● **Aim of the exercise**: Exclude the pictures and retype the entries as written.

● **Recorded data**:
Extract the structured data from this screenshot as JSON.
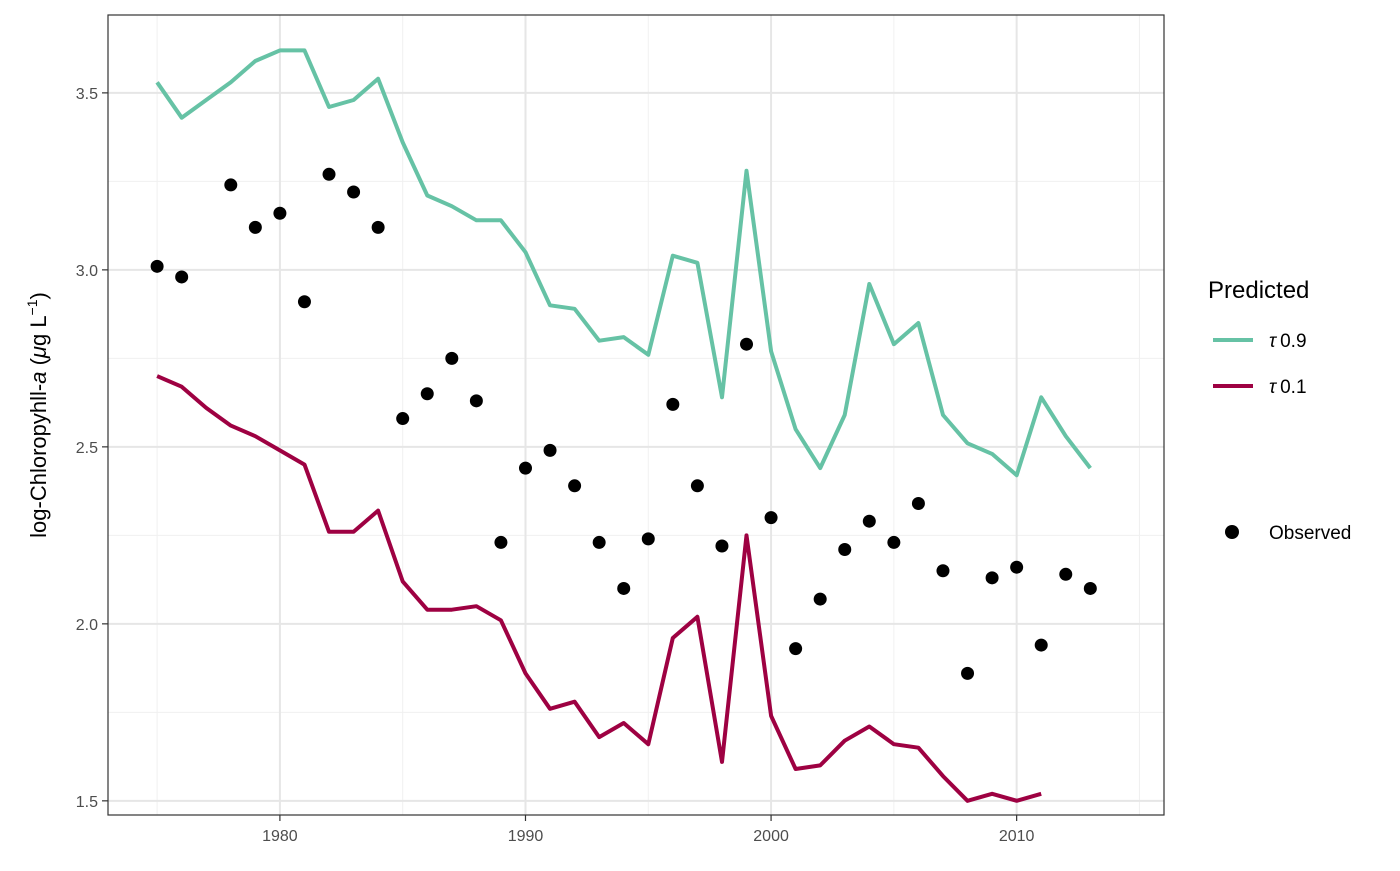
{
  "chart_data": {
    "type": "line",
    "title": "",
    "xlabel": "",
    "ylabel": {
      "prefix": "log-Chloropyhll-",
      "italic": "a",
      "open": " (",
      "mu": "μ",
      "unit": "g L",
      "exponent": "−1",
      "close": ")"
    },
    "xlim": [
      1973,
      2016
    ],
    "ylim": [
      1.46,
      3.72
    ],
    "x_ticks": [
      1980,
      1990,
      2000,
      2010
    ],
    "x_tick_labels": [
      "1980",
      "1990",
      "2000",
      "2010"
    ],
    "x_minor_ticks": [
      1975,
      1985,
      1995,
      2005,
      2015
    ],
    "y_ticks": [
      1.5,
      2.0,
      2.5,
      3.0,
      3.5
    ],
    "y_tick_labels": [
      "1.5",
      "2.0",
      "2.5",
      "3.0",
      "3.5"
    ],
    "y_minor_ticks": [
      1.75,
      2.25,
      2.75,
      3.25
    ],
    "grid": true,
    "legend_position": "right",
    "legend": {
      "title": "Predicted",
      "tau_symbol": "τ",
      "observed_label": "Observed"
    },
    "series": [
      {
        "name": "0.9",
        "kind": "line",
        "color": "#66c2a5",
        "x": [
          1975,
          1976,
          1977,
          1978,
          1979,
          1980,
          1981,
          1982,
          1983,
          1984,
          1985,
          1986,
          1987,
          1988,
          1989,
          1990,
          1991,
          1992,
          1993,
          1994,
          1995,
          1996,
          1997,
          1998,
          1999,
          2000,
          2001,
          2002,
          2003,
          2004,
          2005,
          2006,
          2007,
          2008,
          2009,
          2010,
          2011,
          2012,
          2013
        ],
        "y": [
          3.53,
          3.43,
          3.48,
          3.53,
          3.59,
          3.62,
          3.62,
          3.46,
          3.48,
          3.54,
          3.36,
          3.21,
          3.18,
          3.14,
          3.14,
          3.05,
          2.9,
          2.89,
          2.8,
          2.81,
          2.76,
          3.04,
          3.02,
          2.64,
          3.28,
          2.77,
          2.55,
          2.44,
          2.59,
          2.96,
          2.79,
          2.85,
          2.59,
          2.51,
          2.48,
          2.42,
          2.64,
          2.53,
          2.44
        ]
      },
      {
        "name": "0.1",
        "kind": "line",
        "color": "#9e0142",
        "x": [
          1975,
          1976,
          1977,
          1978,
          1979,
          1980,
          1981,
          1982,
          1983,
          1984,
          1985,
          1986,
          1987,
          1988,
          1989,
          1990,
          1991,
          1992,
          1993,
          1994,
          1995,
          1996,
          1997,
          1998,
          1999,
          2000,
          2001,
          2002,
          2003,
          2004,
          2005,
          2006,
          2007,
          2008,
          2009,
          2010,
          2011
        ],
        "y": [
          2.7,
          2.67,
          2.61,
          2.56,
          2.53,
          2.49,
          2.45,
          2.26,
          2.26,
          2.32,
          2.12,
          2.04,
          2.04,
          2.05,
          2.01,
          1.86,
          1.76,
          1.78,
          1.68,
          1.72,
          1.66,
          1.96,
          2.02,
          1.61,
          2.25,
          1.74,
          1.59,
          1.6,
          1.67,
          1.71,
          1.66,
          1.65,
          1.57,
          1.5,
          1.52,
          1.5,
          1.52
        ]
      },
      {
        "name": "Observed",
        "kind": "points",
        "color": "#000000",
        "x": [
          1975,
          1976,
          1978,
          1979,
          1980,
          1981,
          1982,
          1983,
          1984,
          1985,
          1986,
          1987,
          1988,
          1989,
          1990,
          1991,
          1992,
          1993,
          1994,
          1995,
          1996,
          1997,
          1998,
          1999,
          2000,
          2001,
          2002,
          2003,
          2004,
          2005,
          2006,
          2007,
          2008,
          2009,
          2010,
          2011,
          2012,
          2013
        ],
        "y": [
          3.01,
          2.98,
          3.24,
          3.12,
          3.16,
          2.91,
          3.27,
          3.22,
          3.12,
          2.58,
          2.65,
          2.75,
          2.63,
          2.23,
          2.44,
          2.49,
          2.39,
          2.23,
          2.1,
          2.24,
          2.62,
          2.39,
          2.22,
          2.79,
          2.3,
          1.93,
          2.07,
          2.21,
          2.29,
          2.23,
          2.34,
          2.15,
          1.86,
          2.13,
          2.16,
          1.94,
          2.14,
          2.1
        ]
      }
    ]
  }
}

● **Exercise result**:
Extract the structured data from this screenshot as JSON.
{
  "chart_data": {
    "type": "line",
    "title": "",
    "xlabel": "",
    "ylabel": {
      "prefix": "log-Chloropyhll-",
      "italic": "a",
      "open": " (",
      "mu": "μ",
      "unit": "g L",
      "exponent": "−1",
      "close": ")"
    },
    "xlim": [
      1973,
      2016
    ],
    "ylim": [
      1.46,
      3.72
    ],
    "x_ticks": [
      1980,
      1990,
      2000,
      2010
    ],
    "x_tick_labels": [
      "1980",
      "1990",
      "2000",
      "2010"
    ],
    "x_minor_ticks": [
      1975,
      1985,
      1995,
      2005,
      2015
    ],
    "y_ticks": [
      1.5,
      2.0,
      2.5,
      3.0,
      3.5
    ],
    "y_tick_labels": [
      "1.5",
      "2.0",
      "2.5",
      "3.0",
      "3.5"
    ],
    "y_minor_ticks": [
      1.75,
      2.25,
      2.75,
      3.25
    ],
    "grid": true,
    "legend_position": "right",
    "legend": {
      "title": "Predicted",
      "tau_symbol": "τ",
      "observed_label": "Observed"
    },
    "series": [
      {
        "name": "0.9",
        "kind": "line",
        "color": "#66c2a5",
        "x": [
          1975,
          1976,
          1977,
          1978,
          1979,
          1980,
          1981,
          1982,
          1983,
          1984,
          1985,
          1986,
          1987,
          1988,
          1989,
          1990,
          1991,
          1992,
          1993,
          1994,
          1995,
          1996,
          1997,
          1998,
          1999,
          2000,
          2001,
          2002,
          2003,
          2004,
          2005,
          2006,
          2007,
          2008,
          2009,
          2010,
          2011,
          2012,
          2013
        ],
        "y": [
          3.53,
          3.43,
          3.48,
          3.53,
          3.59,
          3.62,
          3.62,
          3.46,
          3.48,
          3.54,
          3.36,
          3.21,
          3.18,
          3.14,
          3.14,
          3.05,
          2.9,
          2.89,
          2.8,
          2.81,
          2.76,
          3.04,
          3.02,
          2.64,
          3.28,
          2.77,
          2.55,
          2.44,
          2.59,
          2.96,
          2.79,
          2.85,
          2.59,
          2.51,
          2.48,
          2.42,
          2.64,
          2.53,
          2.44
        ]
      },
      {
        "name": "0.1",
        "kind": "line",
        "color": "#9e0142",
        "x": [
          1975,
          1976,
          1977,
          1978,
          1979,
          1980,
          1981,
          1982,
          1983,
          1984,
          1985,
          1986,
          1987,
          1988,
          1989,
          1990,
          1991,
          1992,
          1993,
          1994,
          1995,
          1996,
          1997,
          1998,
          1999,
          2000,
          2001,
          2002,
          2003,
          2004,
          2005,
          2006,
          2007,
          2008,
          2009,
          2010,
          2011
        ],
        "y": [
          2.7,
          2.67,
          2.61,
          2.56,
          2.53,
          2.49,
          2.45,
          2.26,
          2.26,
          2.32,
          2.12,
          2.04,
          2.04,
          2.05,
          2.01,
          1.86,
          1.76,
          1.78,
          1.68,
          1.72,
          1.66,
          1.96,
          2.02,
          1.61,
          2.25,
          1.74,
          1.59,
          1.6,
          1.67,
          1.71,
          1.66,
          1.65,
          1.57,
          1.5,
          1.52,
          1.5,
          1.52
        ]
      },
      {
        "name": "Observed",
        "kind": "points",
        "color": "#000000",
        "x": [
          1975,
          1976,
          1978,
          1979,
          1980,
          1981,
          1982,
          1983,
          1984,
          1985,
          1986,
          1987,
          1988,
          1989,
          1990,
          1991,
          1992,
          1993,
          1994,
          1995,
          1996,
          1997,
          1998,
          1999,
          2000,
          2001,
          2002,
          2003,
          2004,
          2005,
          2006,
          2007,
          2008,
          2009,
          2010,
          2011,
          2012,
          2013
        ],
        "y": [
          3.01,
          2.98,
          3.24,
          3.12,
          3.16,
          2.91,
          3.27,
          3.22,
          3.12,
          2.58,
          2.65,
          2.75,
          2.63,
          2.23,
          2.44,
          2.49,
          2.39,
          2.23,
          2.1,
          2.24,
          2.62,
          2.39,
          2.22,
          2.79,
          2.3,
          1.93,
          2.07,
          2.21,
          2.29,
          2.23,
          2.34,
          2.15,
          1.86,
          2.13,
          2.16,
          1.94,
          2.14,
          2.1
        ]
      }
    ]
  }
}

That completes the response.